UNITED STATES

SECURITIES AND EXCHANGE COMMISSION

WASHINGTON, DC 20549

 

FORM 8-K

 

CURRENT REPORT

 

Pursuant to Section 13 or 15(d) of the Securities Exchange Act of 1934

 

Date of Report (Date of earliest event reported): June 1, 2022

 

GEE GROUP INC.

(Exact name of registrant as specified in its charter)

 

Illinois

 

1-05707

 

36-6097429

(State or other jurisdiction of

incorporation or organization)

 

(Commission

File Number)

 

(I.R.S. Employer

Identification Number)

 

7751 Belfort Parkway, Suite 150, Jacksonville, Florida

 

32256

(Address of principal executive offices)

 

(Zip Code)

 

Registrant’s telephone number, including area code: (630) 954-0400

 

Securities registered pursuant to Section 12(b) of the Act:

 

Title of each class

 

Trading Symbol(s)

 

Name of each exchange on

which registered 

Common Stock, no par value

 

JOB 

 

NYSE American

 

Check the appropriate box below if the Form 8-K filing is intended to simultaneously satisfy the filing obligation of the registrant under any of the following provisions:

 

Written communications pursuant to Rule 425 under the Securities Act (17 CFR 230.425)

 

Soliciting material pursuant to Rule 14a-12 under the Exchange Act (17 CFR 240.14a-12)

- Given instruction 1:
In the Form 8-K cover page, which exchange is listed for the registrant's common stock?
- Given instruction 2:
Transcribe the Form 8-K cover page between "Pursuant to Section 13" and "in its charter)", inclusive.
The records that come next have no connection to the Form 8-K text.

- Spatial layout data:
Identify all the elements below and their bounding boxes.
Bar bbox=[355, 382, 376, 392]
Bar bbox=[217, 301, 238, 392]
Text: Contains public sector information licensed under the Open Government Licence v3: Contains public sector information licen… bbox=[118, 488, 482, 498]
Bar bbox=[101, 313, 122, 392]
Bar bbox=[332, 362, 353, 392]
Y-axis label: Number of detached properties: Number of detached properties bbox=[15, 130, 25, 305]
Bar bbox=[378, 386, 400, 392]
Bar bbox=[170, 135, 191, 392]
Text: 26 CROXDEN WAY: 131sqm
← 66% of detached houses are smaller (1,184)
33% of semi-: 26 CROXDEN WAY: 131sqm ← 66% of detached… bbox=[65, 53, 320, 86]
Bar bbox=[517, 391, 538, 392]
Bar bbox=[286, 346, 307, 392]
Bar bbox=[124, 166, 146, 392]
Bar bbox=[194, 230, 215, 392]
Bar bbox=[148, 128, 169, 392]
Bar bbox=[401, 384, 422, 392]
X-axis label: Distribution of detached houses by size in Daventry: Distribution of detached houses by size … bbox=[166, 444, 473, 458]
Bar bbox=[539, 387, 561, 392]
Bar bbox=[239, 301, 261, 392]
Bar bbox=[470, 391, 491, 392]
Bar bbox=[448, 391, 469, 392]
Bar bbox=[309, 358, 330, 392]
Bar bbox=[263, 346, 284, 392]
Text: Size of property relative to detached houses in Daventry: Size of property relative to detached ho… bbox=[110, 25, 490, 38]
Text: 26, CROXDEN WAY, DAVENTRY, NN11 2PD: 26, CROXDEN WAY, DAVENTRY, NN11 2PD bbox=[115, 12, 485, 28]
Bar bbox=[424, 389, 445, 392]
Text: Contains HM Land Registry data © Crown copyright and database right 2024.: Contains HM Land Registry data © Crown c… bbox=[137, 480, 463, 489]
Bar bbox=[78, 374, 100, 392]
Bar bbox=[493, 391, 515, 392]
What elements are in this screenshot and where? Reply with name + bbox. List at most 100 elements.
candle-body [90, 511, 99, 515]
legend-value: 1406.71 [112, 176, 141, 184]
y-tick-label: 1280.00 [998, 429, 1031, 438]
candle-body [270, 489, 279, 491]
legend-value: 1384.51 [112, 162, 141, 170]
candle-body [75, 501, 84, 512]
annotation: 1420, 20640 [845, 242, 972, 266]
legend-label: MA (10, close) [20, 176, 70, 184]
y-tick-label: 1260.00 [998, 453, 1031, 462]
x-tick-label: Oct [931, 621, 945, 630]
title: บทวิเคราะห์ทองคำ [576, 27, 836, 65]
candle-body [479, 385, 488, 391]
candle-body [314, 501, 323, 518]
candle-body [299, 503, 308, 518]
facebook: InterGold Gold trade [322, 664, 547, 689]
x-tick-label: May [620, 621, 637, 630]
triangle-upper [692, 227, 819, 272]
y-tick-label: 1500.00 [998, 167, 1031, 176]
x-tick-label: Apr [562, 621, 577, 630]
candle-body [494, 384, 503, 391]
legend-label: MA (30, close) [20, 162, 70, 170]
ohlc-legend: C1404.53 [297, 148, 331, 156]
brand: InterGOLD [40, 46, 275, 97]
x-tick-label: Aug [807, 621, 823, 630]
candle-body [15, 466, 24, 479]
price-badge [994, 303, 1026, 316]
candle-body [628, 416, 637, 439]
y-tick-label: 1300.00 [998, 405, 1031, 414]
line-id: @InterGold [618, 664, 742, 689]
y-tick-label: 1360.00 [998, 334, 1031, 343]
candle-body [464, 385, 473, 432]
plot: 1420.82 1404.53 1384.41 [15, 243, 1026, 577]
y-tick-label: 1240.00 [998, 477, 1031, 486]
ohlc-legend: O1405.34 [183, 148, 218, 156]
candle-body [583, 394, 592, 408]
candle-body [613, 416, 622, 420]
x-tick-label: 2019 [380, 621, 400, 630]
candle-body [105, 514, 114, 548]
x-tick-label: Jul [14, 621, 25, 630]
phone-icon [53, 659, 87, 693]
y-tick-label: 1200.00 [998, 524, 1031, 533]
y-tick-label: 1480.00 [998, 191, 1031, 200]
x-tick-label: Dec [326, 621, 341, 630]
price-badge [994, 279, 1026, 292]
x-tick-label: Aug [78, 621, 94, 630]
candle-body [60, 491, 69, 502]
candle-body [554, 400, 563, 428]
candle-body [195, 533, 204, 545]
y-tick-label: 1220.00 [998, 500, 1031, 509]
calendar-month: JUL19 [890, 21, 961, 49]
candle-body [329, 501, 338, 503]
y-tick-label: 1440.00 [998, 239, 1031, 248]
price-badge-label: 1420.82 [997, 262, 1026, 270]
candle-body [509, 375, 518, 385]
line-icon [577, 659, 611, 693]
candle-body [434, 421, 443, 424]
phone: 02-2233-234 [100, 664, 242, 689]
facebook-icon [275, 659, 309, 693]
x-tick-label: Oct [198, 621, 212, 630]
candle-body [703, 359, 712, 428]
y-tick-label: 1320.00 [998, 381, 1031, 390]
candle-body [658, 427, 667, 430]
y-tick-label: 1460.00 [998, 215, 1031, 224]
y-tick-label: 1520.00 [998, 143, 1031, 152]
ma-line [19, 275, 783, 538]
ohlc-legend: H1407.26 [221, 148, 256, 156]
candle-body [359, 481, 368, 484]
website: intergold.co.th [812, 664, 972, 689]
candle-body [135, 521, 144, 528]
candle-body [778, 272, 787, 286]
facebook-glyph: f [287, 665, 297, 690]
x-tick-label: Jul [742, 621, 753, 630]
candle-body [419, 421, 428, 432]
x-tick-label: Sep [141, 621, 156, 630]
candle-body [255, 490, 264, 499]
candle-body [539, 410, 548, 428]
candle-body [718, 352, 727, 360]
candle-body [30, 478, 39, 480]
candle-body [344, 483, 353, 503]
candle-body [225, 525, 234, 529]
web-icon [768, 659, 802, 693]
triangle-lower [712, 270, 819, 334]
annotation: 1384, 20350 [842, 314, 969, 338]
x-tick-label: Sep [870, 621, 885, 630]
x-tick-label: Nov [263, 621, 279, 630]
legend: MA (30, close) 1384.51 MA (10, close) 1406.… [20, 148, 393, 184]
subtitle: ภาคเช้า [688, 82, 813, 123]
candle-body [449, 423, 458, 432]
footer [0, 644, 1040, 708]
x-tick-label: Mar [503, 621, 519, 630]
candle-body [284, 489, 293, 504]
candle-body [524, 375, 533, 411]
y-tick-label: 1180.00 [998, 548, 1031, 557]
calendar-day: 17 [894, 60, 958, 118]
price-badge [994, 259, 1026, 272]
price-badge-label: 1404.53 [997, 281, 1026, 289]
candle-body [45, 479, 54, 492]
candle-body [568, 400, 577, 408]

- Exercise answer 1:
NYSE American

- Exercise answer 2:
Pursuant to Section 13 or 15(d) of the Securities Exchange Act of 1934

 

Date of Report (Date of earliest event reported): June 1, 2022

 

GEE GROUP INC.

(Exact name of registrant as specified in its charter)